▸ **TEXTO DEL EJERCICIO**
________
26 de junio 2002 - 00:00

Producción: cómo aumentar el valor

La Argentina tiene en la actividad agropecuaria un pilar de su economía. Aporta en forma directa 15 por ciento del Producto Bruto Interno (PBI) y explica más de la mitad de las exportaciones. Inclusive, durante los últimos tiempos el sector dio muestras elocuentes de su capacidad de crecimiento en base a inversiones e incorporación de modernas tecnologías en todas las etapas de las cadenas agroalimentarias. De hecho, se incorporaron alrededor de 7 millones de hectáreas adicionales a la producción granaria generando la duplicación de las cosechas.

Con estos valiosos avances productivos de la última década (1990-2000) se logró crecer de 33 a 62 millones de toneladas de granos. En suma, el país obtuvo un crecimiento sectorial promedio de 4,1 por ciento anual, que mejora ostensiblemente la tasa de 1 por ciento de la década del '80. Y es de destacar que esta evolución no sólo implicó transformaciones profundas en las estructuras de producción, sino también en el procesamiento y en la distribución de los alimentos.

• Reflexión

Ahora bien, debido a que el mercado internacional de productos del agro es un circuito sumamente dinámico que crece a tasas elevadas y del cual la Argentina participa sólo con 3 a 4 por ciento del global mundial, resulta oportuno crear ámbitos de reflexión sobre las problemáticas sectoriales. Es por eso que desde la Facultad de Agronomía de la Universidad de Buenos Aires, a través del Programa de Agronegocios y Alimentos se hará una amplia convocatoria a todos los referentes del campo, sean entidades de productores (SRA, CRA, FAA, Coninagro), entes oficiales o internacionales ( SAGPyA, INTA, SENASA,AACREA, IICA) o empresas privadas.

Una de las premisas que forma parte de este llamado es realizar un ciclo de seminarios (el primero de los cuales tendrá lugar mañana en la FAUBA) que permita repensar la actividad a partir de la valiosa experiencia de sus protagonistas.

Entre las ideas fuerza de estos foros está la de ayudar a formar opinión y definir lineamientos para cumplir con diversos objetivos centrales: alentar la creación de una auténtica política agropecuaria, crear mejores condiciones para las explotaciones del agro, mejorar la competitividad de las empresas agroalimentarias a partir de la eficientización de sus costos, dar sustentabilidad ambiental a todos los procesos productivos, fomentar la agroindustria regional y, en especial, definir estrategias para aumentar el valor de la producción y su calidad.

Este último tema surge como prioritario en el nuevo escenario internacional donde se maneja el sector agropecuario si se tiene presente que el precio promedio por tonelada exportada de agroalimentos desde la Argentina representa la mitad de el de Australia y sólo la cuarta parte del correspondiente a Nueva Zelanda.
________
▸ **Datos de análisis estructurado de páginas**
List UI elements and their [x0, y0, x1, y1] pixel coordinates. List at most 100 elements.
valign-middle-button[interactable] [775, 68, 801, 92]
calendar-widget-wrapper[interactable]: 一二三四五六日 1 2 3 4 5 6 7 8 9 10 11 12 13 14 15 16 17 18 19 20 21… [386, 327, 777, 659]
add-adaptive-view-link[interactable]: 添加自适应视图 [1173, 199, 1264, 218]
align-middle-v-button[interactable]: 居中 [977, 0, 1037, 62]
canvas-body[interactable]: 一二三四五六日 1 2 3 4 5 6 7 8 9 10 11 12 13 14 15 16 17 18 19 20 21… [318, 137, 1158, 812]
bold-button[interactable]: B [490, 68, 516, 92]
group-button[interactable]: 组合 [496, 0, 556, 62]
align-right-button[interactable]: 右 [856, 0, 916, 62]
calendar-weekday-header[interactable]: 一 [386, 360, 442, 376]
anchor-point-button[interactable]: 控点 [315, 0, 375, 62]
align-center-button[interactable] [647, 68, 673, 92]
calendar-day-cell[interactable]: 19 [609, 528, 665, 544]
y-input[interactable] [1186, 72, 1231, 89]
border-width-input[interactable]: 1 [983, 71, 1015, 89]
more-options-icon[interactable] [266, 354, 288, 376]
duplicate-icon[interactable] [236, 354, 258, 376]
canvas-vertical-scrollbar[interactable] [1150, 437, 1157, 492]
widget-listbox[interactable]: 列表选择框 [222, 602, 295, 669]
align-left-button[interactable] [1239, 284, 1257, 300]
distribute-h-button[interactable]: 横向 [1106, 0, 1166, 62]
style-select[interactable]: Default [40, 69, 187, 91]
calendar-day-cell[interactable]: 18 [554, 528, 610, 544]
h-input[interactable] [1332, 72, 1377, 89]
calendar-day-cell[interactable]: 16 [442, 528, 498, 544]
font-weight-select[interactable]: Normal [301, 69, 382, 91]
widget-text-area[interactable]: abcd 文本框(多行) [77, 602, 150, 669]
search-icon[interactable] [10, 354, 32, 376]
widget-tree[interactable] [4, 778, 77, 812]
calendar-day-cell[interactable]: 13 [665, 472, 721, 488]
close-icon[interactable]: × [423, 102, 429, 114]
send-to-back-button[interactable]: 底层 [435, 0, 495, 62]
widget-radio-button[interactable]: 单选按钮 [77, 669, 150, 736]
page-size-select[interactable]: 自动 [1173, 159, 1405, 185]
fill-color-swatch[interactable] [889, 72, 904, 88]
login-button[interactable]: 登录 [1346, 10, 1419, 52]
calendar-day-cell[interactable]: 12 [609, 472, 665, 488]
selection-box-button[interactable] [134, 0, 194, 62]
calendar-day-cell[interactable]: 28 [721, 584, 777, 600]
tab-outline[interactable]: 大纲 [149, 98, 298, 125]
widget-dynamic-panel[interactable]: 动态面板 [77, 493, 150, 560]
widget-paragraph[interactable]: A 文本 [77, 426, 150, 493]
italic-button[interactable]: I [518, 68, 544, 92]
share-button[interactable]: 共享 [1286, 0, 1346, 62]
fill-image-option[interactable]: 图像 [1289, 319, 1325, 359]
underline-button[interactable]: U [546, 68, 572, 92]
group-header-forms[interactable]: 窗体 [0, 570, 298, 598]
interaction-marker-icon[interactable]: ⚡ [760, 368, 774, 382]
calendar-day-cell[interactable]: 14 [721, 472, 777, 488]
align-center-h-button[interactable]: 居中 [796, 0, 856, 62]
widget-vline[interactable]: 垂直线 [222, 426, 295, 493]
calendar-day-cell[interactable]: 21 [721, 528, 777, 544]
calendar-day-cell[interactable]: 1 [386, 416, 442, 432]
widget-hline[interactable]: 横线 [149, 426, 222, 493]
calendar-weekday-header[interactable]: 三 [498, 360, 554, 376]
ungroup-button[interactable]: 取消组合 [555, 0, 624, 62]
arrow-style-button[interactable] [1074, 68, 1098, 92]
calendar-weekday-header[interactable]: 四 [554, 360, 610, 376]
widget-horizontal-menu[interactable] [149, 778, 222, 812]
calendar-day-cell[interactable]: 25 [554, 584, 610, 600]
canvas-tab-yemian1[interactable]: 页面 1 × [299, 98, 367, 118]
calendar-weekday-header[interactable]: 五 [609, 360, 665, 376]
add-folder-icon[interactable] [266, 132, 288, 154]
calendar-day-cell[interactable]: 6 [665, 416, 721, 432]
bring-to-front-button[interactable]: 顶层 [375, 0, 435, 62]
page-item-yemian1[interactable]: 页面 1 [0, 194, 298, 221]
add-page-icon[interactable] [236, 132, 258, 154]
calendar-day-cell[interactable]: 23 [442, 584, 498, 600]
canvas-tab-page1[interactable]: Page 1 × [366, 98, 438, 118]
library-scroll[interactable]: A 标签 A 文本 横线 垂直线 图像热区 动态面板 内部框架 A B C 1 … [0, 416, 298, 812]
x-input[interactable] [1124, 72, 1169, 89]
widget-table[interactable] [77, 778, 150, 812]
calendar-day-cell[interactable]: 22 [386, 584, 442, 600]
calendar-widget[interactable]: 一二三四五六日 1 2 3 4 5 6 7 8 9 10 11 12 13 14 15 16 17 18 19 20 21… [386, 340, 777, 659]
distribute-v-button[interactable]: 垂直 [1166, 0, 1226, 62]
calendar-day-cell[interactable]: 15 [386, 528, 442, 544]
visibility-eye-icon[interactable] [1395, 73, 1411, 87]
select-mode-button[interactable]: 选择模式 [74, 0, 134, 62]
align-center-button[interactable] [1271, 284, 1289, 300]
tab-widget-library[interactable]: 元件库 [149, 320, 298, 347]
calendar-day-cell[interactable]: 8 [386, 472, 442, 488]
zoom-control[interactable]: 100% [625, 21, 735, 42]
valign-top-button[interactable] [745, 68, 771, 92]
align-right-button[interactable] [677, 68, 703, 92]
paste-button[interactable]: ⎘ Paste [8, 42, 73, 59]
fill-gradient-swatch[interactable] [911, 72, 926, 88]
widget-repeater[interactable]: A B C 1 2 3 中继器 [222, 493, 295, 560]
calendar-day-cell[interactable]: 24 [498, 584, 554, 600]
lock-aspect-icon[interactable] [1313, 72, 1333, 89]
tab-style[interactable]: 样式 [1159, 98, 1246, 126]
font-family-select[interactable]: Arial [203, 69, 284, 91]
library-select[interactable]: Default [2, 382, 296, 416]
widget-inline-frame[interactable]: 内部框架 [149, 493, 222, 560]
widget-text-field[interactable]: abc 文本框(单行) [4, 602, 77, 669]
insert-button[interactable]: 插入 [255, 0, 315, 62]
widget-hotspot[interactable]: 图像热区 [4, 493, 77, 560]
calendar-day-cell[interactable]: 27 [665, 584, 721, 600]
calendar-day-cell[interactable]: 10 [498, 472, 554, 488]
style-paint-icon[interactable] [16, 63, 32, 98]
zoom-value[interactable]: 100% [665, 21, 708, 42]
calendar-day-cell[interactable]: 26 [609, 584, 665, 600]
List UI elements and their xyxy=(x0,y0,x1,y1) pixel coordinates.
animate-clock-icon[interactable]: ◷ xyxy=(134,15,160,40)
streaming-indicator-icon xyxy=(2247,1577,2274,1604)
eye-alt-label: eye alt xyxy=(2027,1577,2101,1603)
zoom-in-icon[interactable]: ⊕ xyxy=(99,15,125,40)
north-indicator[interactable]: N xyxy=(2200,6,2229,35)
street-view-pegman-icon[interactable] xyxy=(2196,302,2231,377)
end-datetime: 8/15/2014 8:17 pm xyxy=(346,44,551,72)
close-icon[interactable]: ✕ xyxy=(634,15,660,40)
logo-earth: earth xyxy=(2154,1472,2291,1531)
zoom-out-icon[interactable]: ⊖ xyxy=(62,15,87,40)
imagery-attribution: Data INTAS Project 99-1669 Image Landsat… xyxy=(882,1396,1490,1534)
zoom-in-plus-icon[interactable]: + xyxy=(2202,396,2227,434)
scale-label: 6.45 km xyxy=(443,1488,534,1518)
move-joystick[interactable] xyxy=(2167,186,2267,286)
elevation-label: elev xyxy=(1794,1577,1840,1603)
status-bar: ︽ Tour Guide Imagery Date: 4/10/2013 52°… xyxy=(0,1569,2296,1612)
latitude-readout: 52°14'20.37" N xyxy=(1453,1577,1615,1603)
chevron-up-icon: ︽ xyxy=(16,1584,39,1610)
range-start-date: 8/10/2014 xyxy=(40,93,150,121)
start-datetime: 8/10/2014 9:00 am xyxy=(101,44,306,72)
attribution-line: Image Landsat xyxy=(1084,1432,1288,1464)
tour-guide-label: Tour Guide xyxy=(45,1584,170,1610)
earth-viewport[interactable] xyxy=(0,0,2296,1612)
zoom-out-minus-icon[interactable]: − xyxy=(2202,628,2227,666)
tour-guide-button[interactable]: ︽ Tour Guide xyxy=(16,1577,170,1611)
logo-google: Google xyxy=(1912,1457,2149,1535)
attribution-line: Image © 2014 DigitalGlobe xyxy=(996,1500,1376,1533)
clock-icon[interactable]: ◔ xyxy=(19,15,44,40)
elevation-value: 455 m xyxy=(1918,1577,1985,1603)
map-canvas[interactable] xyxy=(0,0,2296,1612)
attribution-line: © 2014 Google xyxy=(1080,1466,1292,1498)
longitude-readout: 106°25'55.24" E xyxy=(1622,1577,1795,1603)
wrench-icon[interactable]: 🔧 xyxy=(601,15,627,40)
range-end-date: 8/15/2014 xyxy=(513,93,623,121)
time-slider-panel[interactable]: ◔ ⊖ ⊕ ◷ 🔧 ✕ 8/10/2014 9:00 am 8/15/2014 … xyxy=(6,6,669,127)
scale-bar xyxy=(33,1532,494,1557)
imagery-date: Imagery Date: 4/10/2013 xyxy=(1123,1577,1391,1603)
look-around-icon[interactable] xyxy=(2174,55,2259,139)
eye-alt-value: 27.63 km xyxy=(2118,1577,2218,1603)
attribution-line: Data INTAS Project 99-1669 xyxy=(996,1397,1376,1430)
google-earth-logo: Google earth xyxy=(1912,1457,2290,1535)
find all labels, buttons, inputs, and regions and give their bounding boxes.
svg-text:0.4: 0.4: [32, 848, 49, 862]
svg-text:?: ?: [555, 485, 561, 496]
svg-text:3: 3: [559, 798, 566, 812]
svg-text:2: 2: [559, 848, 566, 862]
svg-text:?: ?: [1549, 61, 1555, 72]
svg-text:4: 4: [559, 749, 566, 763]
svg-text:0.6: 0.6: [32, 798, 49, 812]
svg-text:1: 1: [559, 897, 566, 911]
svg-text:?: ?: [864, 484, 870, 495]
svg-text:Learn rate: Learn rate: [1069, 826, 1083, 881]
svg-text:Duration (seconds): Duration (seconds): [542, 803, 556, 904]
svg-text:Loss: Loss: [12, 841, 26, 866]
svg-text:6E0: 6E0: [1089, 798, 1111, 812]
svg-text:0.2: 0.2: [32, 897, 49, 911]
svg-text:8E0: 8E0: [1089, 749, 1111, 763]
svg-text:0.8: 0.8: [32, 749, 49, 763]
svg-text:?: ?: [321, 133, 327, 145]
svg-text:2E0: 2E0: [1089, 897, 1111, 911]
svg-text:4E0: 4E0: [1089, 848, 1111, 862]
________
▸ **TAREA 1**
Según el artículo sobre producción agropecuaria, ¿cuánto creció la producción de granos en la década de 1990-2000?
▸ **TAREA 2**
Transcribe sin cambios, del artículo sobre producción agropecuaria, todo lo que va desde "Ahora bien, debido" hasta "o empresas privadas.".

▸ **RESPUESTA ESPERADA 1**
De 33 a 62 millones de toneladas.

▸ **RESPUESTA ESPERADA 2**
Ahora bien, debido a que el mercado internacional de productos del agro es un circuito sumamente dinámico que crece a tasas elevadas y del cual la Argentina participa sólo con 3 a 4 por ciento del global mundial, resulta oportuno crear ámbitos de reflexión sobre las problemáticas sectoriales. Es por eso que desde la Facultad de Agronomía de la Universidad de Buenos Aires, a través del Programa de Agronegocios y Alimentos se hará una amplia convocatoria a todos los referentes del campo, sean entidades de productores (SRA, CRA, FAA, Coninagro), entes oficiales o internacionales ( SAGPyA, INTA, SENASA,AACREA, IICA) o empresas privadas.